• **Extracted data**:
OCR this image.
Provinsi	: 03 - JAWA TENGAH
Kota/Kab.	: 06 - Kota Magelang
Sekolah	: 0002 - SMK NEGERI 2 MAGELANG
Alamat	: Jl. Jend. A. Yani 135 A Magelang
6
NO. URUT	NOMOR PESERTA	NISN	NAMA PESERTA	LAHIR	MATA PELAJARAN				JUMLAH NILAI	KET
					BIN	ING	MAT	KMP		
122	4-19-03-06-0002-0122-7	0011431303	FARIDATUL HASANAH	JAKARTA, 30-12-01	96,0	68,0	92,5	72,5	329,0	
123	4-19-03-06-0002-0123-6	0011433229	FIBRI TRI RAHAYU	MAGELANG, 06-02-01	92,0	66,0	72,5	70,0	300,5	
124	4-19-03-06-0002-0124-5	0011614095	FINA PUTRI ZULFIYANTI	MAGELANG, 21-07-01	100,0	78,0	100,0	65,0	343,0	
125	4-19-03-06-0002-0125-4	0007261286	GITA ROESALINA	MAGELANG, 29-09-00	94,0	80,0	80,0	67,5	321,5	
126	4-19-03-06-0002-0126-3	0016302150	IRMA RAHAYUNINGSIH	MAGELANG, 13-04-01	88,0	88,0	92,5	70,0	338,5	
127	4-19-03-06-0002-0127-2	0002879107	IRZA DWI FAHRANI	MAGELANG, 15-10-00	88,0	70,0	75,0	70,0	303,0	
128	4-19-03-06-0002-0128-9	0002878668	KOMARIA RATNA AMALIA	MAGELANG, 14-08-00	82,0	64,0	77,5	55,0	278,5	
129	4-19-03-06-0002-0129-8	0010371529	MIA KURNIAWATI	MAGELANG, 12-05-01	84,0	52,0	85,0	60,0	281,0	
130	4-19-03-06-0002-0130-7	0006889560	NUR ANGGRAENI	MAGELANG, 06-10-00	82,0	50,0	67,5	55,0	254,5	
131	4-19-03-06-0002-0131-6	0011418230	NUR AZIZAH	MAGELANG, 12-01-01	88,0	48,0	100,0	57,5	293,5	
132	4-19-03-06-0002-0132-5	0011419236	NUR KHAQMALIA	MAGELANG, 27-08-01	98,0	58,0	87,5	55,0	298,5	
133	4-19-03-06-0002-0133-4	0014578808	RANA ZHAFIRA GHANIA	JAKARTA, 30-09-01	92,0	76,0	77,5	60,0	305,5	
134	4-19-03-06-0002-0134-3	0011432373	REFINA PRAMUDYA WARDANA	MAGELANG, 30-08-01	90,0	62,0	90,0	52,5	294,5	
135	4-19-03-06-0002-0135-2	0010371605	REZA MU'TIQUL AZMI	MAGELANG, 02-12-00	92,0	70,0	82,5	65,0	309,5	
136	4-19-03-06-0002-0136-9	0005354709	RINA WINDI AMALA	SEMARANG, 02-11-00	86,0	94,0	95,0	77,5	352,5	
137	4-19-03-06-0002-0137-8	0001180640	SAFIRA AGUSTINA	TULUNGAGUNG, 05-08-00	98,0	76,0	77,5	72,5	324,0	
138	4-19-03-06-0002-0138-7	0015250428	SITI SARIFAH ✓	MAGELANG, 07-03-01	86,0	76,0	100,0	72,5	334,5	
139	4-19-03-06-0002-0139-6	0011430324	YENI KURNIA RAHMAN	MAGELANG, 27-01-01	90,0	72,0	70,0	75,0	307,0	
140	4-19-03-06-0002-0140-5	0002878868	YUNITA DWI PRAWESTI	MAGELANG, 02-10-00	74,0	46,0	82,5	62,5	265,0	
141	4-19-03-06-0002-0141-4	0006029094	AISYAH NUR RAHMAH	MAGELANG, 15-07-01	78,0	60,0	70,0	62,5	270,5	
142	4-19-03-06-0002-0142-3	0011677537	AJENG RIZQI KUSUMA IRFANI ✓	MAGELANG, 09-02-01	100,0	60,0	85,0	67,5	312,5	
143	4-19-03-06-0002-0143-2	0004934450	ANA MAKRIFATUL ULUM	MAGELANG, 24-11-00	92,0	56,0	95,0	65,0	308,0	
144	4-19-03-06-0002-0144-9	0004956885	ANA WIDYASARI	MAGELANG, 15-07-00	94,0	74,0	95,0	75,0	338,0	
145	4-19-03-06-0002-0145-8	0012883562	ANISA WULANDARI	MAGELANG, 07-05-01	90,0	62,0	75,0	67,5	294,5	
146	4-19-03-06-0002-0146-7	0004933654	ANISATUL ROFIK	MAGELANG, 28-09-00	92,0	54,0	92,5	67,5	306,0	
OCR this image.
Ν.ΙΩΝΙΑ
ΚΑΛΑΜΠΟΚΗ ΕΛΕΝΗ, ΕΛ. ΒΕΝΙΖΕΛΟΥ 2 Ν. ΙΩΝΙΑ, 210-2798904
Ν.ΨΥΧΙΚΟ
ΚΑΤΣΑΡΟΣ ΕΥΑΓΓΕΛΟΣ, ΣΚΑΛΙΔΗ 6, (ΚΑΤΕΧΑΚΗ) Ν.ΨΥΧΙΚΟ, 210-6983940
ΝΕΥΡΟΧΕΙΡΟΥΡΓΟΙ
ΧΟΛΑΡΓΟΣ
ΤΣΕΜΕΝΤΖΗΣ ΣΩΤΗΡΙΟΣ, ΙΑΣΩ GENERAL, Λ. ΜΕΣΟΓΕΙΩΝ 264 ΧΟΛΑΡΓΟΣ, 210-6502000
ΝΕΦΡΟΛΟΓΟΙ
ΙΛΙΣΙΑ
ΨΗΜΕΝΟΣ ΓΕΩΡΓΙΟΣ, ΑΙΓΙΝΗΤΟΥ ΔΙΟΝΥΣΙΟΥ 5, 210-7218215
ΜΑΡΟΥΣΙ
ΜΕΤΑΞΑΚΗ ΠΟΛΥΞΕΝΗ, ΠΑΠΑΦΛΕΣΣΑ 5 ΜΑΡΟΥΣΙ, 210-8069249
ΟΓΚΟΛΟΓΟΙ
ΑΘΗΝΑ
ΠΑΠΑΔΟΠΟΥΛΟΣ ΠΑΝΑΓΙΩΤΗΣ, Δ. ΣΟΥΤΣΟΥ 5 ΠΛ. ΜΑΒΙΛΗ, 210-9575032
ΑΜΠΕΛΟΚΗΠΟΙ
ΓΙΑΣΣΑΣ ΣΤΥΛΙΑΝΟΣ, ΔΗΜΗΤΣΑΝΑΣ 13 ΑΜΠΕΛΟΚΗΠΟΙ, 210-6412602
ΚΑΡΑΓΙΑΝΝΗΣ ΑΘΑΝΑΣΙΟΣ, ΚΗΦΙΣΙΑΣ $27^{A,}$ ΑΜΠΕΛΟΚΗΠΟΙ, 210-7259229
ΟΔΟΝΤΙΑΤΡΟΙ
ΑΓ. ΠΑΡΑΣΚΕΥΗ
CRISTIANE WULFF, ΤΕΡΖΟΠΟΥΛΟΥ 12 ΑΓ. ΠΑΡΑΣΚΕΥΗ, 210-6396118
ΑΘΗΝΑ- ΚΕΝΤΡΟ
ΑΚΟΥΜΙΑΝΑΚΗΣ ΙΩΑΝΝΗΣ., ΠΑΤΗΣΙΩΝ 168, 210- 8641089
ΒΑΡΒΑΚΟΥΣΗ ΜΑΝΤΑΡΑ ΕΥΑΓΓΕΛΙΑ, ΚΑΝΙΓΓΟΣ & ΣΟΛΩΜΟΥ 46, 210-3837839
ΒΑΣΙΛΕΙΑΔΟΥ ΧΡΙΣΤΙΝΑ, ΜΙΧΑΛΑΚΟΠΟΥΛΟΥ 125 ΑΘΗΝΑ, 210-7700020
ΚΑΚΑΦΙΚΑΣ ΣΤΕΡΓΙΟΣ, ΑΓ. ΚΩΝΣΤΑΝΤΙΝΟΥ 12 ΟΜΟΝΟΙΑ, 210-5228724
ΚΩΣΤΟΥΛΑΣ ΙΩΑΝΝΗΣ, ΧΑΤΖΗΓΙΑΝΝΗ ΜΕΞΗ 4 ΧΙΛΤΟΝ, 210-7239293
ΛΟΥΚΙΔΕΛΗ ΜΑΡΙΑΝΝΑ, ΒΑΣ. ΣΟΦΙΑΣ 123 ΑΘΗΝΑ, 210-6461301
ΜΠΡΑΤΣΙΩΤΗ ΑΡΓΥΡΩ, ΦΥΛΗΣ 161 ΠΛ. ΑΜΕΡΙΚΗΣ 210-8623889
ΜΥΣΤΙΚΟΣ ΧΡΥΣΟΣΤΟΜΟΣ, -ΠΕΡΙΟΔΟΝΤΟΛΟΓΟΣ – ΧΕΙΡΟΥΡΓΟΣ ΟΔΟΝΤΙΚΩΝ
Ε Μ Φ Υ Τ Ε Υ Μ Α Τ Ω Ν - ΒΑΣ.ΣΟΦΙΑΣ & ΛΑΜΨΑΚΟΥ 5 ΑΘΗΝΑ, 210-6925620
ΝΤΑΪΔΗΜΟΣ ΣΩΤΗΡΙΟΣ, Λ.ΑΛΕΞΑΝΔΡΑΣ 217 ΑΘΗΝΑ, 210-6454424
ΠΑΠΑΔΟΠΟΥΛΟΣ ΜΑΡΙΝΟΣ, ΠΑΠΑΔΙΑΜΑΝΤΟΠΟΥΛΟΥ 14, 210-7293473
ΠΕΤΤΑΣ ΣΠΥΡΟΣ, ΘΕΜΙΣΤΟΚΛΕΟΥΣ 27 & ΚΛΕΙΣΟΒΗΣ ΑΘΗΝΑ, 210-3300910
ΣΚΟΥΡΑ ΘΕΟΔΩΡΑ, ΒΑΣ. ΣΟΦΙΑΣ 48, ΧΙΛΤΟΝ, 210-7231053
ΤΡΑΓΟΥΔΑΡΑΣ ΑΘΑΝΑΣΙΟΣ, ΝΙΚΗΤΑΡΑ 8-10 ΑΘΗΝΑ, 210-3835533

• **Exercise task**:
Which lines hold the word "ΧΟΛΑΡΓΟΣ"? Copy all of them.

• **Finished answer**:
ΧΟΛΑΡΓΟΣ
ΤΣΕΜΕΝΤΖΗΣ ΣΩΤΗΡΙΟΣ, ΙΑΣΩ GENERAL, Λ. ΜΕΣΟΓΕΙΩΝ 264 ΧΟΛΑΡΓΟΣ, 210-6502000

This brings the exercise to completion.